▶ Exercise:
Show each line from the records below in which the word "page" occurs.

____ Provided entries

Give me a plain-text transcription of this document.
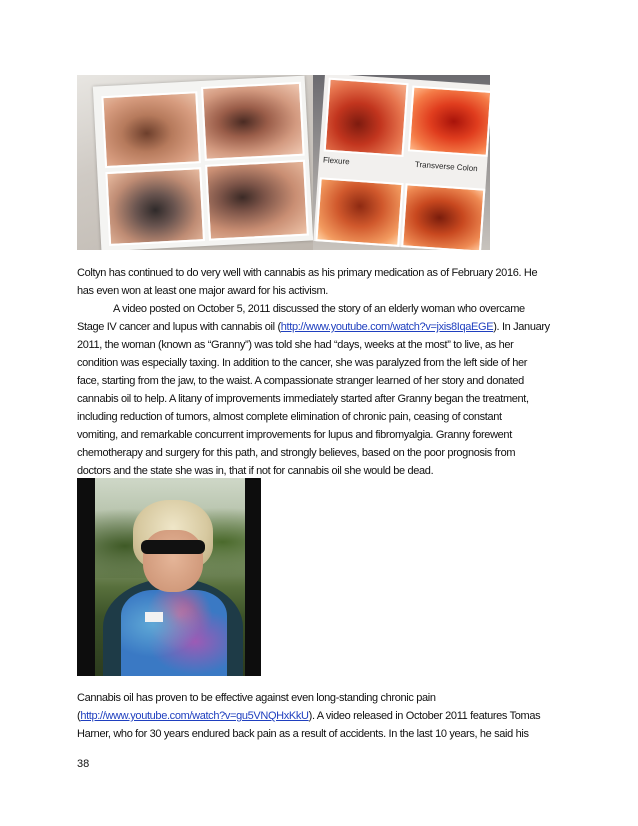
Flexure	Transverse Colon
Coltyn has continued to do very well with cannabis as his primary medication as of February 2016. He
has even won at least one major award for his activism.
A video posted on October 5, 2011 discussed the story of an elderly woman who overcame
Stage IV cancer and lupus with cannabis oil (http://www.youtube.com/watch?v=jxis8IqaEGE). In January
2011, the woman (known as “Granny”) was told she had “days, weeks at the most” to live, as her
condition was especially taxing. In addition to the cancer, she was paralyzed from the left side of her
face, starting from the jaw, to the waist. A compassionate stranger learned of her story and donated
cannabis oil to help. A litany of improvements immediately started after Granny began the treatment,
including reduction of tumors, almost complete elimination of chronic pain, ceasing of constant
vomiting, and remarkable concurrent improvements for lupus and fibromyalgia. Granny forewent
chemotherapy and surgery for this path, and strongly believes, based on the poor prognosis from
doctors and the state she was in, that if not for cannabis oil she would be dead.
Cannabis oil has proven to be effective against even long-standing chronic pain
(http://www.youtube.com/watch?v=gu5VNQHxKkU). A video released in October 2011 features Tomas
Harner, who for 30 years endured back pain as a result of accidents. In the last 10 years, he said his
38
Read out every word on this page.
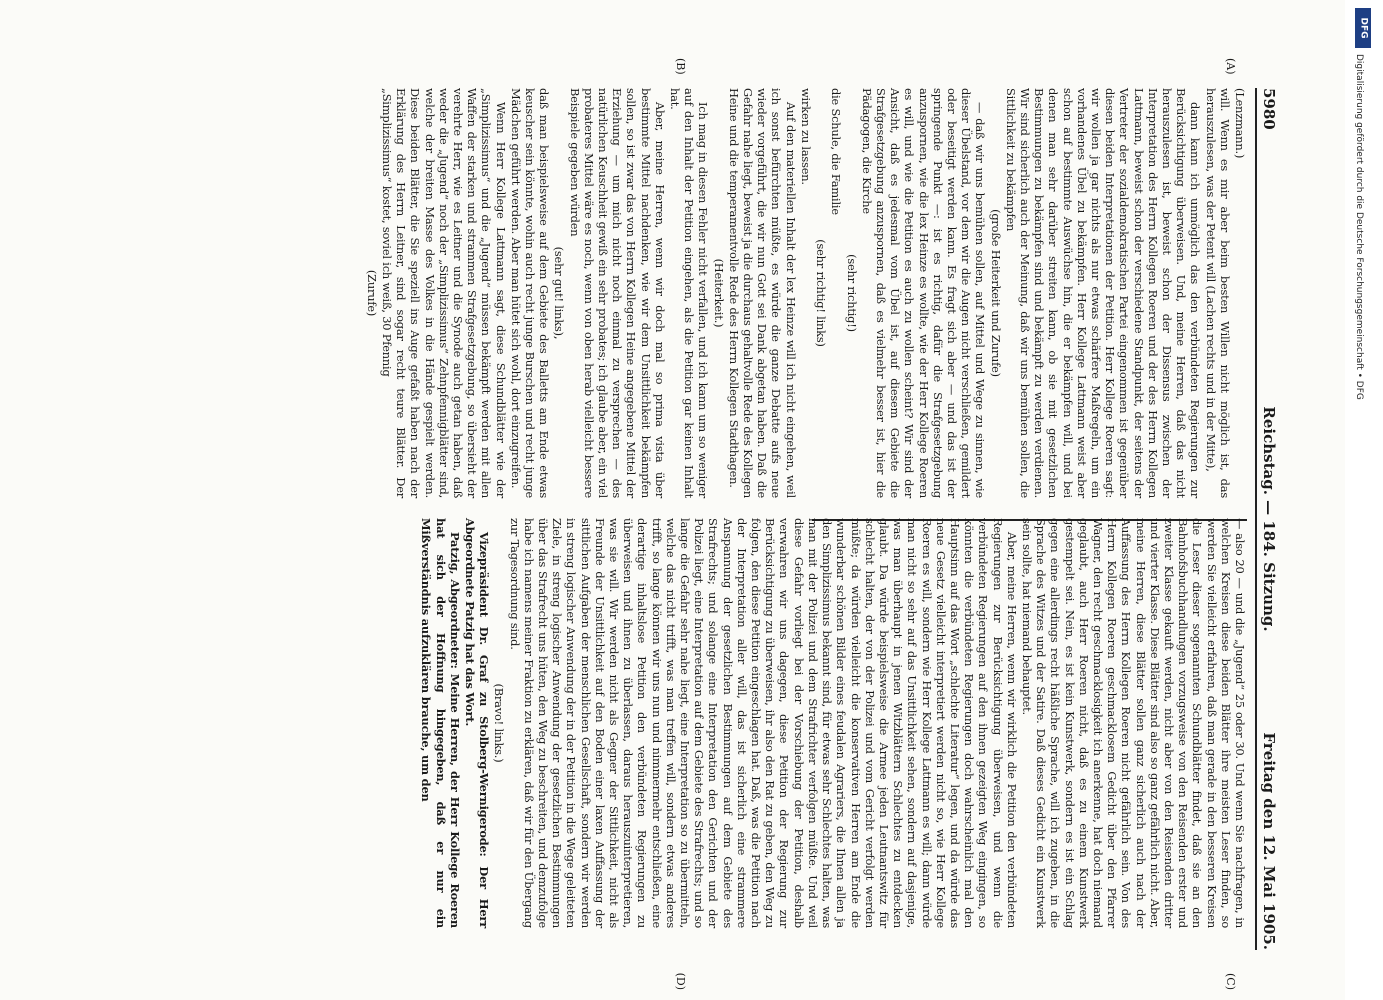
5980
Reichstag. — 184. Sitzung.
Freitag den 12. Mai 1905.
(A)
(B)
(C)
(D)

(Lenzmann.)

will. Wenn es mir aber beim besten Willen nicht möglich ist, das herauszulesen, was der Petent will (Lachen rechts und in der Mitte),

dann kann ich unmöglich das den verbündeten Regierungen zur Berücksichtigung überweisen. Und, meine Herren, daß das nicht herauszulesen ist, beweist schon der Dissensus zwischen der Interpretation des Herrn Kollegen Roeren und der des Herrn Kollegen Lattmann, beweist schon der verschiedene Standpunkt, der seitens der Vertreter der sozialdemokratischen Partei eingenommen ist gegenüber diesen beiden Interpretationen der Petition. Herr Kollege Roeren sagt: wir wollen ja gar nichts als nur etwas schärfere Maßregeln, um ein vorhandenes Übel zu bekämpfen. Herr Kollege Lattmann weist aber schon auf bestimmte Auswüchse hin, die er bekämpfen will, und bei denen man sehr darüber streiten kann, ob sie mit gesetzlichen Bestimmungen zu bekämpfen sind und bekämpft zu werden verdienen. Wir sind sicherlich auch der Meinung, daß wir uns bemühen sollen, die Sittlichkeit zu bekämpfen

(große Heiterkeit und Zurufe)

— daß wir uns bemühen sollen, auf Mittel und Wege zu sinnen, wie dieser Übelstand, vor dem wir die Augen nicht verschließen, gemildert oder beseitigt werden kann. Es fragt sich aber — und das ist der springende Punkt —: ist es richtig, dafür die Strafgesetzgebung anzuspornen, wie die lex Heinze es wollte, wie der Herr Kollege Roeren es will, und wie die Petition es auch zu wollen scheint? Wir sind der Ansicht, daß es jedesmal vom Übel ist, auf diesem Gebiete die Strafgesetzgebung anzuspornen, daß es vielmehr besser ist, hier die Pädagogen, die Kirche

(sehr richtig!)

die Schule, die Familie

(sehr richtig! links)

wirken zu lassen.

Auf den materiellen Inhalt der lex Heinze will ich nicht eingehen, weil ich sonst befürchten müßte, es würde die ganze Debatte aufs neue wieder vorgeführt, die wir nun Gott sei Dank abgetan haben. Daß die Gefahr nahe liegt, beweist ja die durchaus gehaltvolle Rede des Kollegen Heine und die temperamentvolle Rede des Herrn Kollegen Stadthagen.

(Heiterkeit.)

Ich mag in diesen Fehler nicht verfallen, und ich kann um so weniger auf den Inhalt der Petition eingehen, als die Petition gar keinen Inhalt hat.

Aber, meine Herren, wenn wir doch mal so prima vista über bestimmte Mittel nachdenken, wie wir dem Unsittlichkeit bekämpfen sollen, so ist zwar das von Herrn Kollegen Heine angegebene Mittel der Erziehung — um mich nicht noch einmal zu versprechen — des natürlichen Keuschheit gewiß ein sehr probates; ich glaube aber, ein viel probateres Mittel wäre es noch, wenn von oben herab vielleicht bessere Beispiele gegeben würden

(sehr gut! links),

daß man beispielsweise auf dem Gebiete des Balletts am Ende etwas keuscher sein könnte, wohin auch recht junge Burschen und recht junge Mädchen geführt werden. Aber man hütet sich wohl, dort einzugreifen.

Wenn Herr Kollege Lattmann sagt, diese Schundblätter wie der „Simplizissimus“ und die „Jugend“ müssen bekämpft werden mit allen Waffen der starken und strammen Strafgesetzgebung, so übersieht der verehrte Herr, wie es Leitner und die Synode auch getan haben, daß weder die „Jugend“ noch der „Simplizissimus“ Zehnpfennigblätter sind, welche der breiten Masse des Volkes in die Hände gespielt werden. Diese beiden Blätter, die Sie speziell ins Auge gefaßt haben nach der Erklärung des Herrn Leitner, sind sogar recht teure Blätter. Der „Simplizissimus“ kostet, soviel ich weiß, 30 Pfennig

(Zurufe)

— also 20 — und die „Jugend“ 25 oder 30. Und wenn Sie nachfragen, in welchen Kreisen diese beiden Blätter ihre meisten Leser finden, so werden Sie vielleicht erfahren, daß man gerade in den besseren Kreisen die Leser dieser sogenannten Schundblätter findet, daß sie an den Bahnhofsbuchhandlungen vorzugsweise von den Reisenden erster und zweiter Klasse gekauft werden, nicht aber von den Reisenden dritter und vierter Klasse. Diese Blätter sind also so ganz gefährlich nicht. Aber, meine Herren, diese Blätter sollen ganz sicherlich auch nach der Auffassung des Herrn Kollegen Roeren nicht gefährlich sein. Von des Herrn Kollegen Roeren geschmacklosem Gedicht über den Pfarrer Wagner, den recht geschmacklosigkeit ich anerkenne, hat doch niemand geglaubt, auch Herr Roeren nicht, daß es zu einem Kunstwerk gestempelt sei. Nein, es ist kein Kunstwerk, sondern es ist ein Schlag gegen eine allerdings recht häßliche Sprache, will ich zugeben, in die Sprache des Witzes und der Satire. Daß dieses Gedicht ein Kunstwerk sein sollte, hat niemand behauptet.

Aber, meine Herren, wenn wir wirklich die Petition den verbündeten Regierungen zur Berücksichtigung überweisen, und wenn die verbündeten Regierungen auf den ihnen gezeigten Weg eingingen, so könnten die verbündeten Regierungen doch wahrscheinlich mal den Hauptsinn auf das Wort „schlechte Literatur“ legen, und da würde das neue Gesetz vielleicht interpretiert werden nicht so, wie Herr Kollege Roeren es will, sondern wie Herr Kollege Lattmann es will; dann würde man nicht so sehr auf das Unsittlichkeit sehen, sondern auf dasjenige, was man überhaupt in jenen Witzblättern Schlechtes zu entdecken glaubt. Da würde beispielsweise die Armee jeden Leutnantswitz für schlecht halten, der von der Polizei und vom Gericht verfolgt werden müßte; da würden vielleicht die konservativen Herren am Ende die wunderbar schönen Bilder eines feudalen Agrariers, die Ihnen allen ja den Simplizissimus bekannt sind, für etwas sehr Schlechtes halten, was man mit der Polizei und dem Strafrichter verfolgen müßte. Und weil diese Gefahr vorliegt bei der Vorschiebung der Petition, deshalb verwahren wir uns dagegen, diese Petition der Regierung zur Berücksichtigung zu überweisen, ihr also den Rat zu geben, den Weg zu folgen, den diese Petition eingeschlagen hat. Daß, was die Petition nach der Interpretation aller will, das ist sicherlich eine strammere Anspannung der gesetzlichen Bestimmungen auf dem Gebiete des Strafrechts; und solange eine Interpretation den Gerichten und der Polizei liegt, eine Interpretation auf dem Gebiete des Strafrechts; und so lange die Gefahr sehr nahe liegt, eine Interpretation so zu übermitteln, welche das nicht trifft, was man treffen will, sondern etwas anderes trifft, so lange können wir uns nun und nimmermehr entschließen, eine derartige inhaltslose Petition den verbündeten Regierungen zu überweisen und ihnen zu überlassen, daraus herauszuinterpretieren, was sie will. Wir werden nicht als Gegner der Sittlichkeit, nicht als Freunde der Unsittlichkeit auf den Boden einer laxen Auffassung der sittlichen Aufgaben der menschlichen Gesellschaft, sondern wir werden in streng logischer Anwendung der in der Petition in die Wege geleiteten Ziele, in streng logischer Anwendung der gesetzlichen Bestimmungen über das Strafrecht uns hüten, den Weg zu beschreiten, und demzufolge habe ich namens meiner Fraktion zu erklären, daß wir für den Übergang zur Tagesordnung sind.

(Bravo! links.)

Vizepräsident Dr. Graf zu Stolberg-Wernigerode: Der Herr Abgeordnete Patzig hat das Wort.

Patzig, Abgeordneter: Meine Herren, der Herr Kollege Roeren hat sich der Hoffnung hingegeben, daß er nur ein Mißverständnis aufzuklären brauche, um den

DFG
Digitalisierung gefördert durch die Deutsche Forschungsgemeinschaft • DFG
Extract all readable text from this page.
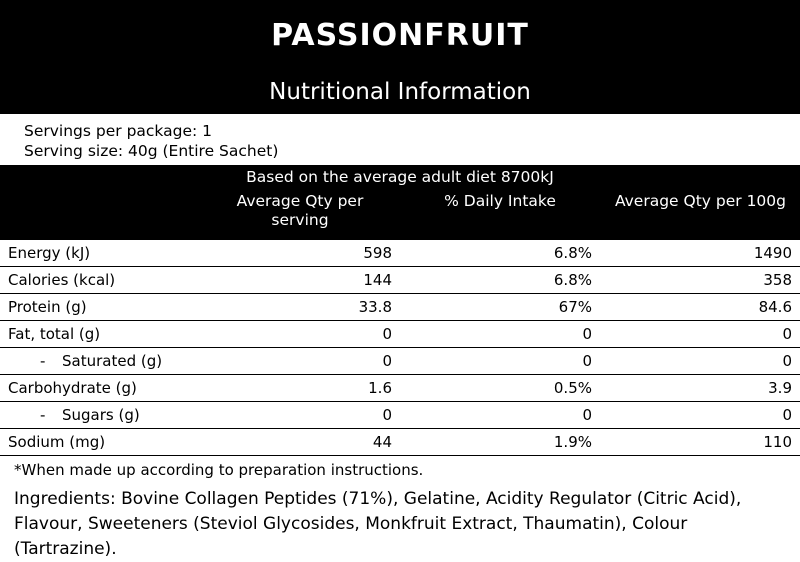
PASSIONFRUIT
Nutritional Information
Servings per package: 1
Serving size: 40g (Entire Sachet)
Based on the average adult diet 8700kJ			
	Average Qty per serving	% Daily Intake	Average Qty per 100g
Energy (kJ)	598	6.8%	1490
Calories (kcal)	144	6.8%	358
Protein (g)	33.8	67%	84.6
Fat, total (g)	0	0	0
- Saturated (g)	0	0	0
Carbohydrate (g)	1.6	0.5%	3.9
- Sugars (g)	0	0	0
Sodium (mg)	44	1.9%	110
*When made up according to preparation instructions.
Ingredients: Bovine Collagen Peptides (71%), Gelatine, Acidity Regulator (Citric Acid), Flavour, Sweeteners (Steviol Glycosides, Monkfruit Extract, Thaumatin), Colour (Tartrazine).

________

▶ Task answer:
Read out every word on this page.
Extract all readable text from this page.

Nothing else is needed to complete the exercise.